**Input records:**
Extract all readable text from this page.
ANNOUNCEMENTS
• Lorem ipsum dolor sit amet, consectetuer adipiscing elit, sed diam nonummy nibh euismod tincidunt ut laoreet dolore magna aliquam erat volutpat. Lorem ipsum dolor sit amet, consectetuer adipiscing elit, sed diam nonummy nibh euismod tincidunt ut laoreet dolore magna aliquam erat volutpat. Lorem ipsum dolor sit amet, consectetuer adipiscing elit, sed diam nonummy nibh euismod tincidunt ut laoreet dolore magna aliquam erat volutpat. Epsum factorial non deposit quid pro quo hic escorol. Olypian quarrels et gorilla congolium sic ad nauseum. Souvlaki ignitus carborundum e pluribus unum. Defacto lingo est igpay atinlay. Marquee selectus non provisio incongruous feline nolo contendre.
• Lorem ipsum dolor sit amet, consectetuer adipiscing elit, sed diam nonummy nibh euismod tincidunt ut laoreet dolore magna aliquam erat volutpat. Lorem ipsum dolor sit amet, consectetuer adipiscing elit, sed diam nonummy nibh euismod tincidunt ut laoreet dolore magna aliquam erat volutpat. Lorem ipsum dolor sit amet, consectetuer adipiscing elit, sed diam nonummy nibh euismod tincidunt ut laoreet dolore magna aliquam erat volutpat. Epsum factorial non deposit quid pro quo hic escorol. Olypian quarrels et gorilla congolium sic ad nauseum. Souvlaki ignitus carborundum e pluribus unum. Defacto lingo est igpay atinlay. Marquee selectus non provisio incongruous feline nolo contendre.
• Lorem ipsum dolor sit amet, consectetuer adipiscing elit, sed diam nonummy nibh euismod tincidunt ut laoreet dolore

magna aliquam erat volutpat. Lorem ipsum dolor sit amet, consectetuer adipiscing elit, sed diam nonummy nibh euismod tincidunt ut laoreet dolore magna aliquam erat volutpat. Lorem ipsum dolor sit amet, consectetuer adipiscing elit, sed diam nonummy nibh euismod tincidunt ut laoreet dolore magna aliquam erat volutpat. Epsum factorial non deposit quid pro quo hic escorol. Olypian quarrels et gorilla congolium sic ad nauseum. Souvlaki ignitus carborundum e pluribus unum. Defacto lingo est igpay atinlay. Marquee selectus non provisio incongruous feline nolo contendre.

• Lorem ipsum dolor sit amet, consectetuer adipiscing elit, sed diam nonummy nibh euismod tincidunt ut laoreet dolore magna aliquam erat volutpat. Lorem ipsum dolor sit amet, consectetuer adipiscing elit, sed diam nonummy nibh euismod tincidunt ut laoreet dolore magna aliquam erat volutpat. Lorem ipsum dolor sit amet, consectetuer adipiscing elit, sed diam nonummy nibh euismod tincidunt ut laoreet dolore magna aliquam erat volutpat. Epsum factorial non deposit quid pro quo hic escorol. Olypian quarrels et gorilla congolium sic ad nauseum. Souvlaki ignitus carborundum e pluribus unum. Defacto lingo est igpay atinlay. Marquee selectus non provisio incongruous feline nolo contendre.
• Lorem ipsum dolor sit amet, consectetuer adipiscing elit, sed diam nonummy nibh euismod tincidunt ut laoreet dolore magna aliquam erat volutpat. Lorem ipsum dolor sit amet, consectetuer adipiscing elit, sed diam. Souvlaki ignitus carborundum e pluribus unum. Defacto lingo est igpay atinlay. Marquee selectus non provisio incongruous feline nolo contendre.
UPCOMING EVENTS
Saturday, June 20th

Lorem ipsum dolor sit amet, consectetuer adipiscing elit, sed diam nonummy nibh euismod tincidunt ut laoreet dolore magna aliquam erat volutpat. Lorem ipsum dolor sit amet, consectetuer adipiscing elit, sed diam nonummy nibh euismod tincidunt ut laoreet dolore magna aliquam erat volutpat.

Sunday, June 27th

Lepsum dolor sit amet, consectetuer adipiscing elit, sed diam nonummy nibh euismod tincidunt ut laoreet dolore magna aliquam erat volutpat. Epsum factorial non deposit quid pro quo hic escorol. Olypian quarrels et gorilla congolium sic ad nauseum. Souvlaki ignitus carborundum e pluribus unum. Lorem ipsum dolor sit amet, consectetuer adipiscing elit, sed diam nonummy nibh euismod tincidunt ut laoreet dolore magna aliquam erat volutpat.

**Instruction:** Using the material above, print every entry exactly as written.

**Exercise response:**
Extract all readable text from this page.
ANNOUNCEMENTS
• Lorem ipsum dolor sit amet, consectetuer adipiscing elit, sed diam nonummy nibh euismod tincidunt ut laoreet dolore magna aliquam erat volutpat. Lorem ipsum dolor sit amet, consectetuer adipiscing elit, sed diam nonummy nibh euismod tincidunt ut laoreet dolore magna aliquam erat volutpat. Lorem ipsum dolor sit amet, consectetuer adipiscing elit, sed diam nonummy nibh euismod tincidunt ut laoreet dolore magna aliquam erat volutpat. Epsum factorial non deposit quid pro quo hic escorol. Olypian quarrels et gorilla congolium sic ad nauseum. Souvlaki ignitus carborundum e pluribus unum. Defacto lingo est igpay atinlay. Marquee selectus non provisio incongruous feline nolo contendre.
• Lorem ipsum dolor sit amet, consectetuer adipiscing elit, sed diam nonummy nibh euismod tincidunt ut laoreet dolore magna aliquam erat volutpat. Lorem ipsum dolor sit amet, consectetuer adipiscing elit, sed diam nonummy nibh euismod tincidunt ut laoreet dolore magna aliquam erat volutpat. Lorem ipsum dolor sit amet, consectetuer adipiscing elit, sed diam nonummy nibh euismod tincidunt ut laoreet dolore magna aliquam erat volutpat. Epsum factorial non deposit quid pro quo hic escorol. Olypian quarrels et gorilla congolium sic ad nauseum. Souvlaki ignitus carborundum e pluribus unum. Defacto lingo est igpay atinlay. Marquee selectus non provisio incongruous feline nolo contendre.
• Lorem ipsum dolor sit amet, consectetuer adipiscing elit, sed diam nonummy nibh euismod tincidunt ut laoreet dolore

magna aliquam erat volutpat. Lorem ipsum dolor sit amet, consectetuer adipiscing elit, sed diam nonummy nibh euismod tincidunt ut laoreet dolore magna aliquam erat volutpat. Lorem ipsum dolor sit amet, consectetuer adipiscing elit, sed diam nonummy nibh euismod tincidunt ut laoreet dolore magna aliquam erat volutpat. Epsum factorial non deposit quid pro quo hic escorol. Olypian quarrels et gorilla congolium sic ad nauseum. Souvlaki ignitus carborundum e pluribus unum. Defacto lingo est igpay atinlay. Marquee selectus non provisio incongruous feline nolo contendre.

• Lorem ipsum dolor sit amet, consectetuer adipiscing elit, sed diam nonummy nibh euismod tincidunt ut laoreet dolore magna aliquam erat volutpat. Lorem ipsum dolor sit amet, consectetuer adipiscing elit, sed diam nonummy nibh euismod tincidunt ut laoreet dolore magna aliquam erat volutpat. Lorem ipsum dolor sit amet, consectetuer adipiscing elit, sed diam nonummy nibh euismod tincidunt ut laoreet dolore magna aliquam erat volutpat. Epsum factorial non deposit quid pro quo hic escorol. Olypian quarrels et gorilla congolium sic ad nauseum. Souvlaki ignitus carborundum e pluribus unum. Defacto lingo est igpay atinlay. Marquee selectus non provisio incongruous feline nolo contendre.
• Lorem ipsum dolor sit amet, consectetuer adipiscing elit, sed diam nonummy nibh euismod tincidunt ut laoreet dolore magna aliquam erat volutpat. Lorem ipsum dolor sit amet, consectetuer adipiscing elit, sed diam. Souvlaki ignitus carborundum e pluribus unum. Defacto lingo est igpay atinlay. Marquee selectus non provisio incongruous feline nolo contendre.
UPCOMING EVENTS
Saturday, June 20th

Lorem ipsum dolor sit amet, consectetuer adipiscing elit, sed diam nonummy nibh euismod tincidunt ut laoreet dolore magna aliquam erat volutpat. Lorem ipsum dolor sit amet, consectetuer adipiscing elit, sed diam nonummy nibh euismod tincidunt ut laoreet dolore magna aliquam erat volutpat.

Sunday, June 27th

Lepsum dolor sit amet, consectetuer adipiscing elit, sed diam nonummy nibh euismod tincidunt ut laoreet dolore magna aliquam erat volutpat. Epsum factorial non deposit quid pro quo hic escorol. Olypian quarrels et gorilla congolium sic ad nauseum. Souvlaki ignitus carborundum e pluribus unum. Lorem ipsum dolor sit amet, consectetuer adipiscing elit, sed diam nonummy nibh euismod tincidunt ut laoreet dolore magna aliquam erat volutpat.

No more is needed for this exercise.